Dataset listings of figures:
[start]

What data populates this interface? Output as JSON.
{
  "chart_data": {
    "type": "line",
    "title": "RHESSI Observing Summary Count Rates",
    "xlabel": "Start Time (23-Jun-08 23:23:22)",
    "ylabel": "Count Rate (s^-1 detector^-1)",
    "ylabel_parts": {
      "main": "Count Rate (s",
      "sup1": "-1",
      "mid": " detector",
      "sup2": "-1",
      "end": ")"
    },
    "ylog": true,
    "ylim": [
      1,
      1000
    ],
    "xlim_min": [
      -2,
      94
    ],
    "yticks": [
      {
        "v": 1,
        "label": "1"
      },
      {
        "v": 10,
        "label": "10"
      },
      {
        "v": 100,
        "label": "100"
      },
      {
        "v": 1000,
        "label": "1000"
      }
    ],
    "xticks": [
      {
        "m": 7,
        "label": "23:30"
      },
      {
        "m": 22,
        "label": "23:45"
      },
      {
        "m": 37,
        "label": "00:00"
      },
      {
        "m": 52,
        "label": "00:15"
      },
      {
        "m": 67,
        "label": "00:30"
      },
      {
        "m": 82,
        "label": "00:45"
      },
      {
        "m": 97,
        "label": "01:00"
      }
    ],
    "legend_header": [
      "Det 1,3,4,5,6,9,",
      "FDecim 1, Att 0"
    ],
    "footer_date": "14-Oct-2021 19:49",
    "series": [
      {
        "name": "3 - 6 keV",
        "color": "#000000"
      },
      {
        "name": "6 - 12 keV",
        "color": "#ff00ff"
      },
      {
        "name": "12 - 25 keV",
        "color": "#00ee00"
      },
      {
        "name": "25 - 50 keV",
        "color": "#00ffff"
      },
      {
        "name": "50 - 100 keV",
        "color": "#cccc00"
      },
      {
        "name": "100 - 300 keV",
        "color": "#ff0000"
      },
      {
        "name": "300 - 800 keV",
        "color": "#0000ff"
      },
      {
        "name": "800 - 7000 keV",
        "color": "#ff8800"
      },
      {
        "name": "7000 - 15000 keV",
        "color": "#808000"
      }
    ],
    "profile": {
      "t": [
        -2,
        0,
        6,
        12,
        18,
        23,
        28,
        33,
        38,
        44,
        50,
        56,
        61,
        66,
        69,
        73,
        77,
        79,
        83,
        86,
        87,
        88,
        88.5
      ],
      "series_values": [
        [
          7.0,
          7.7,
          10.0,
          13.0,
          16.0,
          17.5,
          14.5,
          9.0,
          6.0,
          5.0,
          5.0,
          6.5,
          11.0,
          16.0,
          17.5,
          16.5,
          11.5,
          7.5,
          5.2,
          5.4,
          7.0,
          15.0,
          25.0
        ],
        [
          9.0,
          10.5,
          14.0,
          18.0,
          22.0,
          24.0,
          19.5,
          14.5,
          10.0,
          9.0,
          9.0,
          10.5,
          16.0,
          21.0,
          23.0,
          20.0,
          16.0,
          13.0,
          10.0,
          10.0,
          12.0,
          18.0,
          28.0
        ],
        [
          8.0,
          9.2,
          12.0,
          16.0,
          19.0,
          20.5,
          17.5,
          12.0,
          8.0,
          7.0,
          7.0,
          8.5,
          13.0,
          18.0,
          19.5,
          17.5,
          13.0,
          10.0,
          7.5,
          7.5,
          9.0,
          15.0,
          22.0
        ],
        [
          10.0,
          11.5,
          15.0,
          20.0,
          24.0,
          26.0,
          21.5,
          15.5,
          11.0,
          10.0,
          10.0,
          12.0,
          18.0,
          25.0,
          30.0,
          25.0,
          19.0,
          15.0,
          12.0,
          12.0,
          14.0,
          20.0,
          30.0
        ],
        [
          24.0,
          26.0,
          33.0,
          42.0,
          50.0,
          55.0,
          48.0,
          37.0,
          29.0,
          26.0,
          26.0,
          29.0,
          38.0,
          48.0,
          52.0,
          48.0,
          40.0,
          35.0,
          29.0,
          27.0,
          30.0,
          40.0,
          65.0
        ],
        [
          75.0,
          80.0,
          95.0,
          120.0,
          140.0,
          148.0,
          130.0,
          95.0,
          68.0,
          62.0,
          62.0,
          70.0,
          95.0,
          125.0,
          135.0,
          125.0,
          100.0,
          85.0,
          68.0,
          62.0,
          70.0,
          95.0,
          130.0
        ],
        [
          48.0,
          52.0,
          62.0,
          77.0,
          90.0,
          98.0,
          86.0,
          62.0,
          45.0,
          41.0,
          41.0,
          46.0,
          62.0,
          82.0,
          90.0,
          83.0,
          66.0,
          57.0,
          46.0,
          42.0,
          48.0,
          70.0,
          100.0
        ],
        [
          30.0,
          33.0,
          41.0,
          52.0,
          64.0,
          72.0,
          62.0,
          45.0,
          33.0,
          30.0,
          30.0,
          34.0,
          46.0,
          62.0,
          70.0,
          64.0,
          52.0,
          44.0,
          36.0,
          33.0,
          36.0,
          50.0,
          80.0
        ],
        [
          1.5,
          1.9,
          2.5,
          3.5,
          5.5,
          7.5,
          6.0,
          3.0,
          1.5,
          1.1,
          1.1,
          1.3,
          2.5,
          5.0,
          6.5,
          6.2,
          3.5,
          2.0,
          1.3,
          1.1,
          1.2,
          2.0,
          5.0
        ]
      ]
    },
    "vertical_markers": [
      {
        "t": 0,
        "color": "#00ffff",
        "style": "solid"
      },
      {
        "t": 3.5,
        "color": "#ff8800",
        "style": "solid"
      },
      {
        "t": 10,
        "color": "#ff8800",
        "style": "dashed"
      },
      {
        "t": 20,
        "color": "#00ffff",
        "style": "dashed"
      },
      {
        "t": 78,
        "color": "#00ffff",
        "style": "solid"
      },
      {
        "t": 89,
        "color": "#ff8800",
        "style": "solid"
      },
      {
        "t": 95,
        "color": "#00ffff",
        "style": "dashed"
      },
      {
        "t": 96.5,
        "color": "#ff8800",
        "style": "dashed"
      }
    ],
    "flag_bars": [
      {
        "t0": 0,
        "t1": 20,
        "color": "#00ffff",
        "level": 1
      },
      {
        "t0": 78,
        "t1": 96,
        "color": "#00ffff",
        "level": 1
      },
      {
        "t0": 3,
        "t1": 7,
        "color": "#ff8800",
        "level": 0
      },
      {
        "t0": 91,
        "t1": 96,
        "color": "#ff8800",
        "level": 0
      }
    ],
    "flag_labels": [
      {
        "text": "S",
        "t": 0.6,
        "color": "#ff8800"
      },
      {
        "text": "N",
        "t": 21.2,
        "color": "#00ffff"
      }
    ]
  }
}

[end]

**Set exercise**
In the records above, locate each line with the word "Count". Copy all such lines.

**Answer for this exercise**
    "title": "RHESSI Observing Summary Count Rates",
    "ylabel": "Count Rate (s^-1 detector^-1)",
      "main": "Count Rate (s",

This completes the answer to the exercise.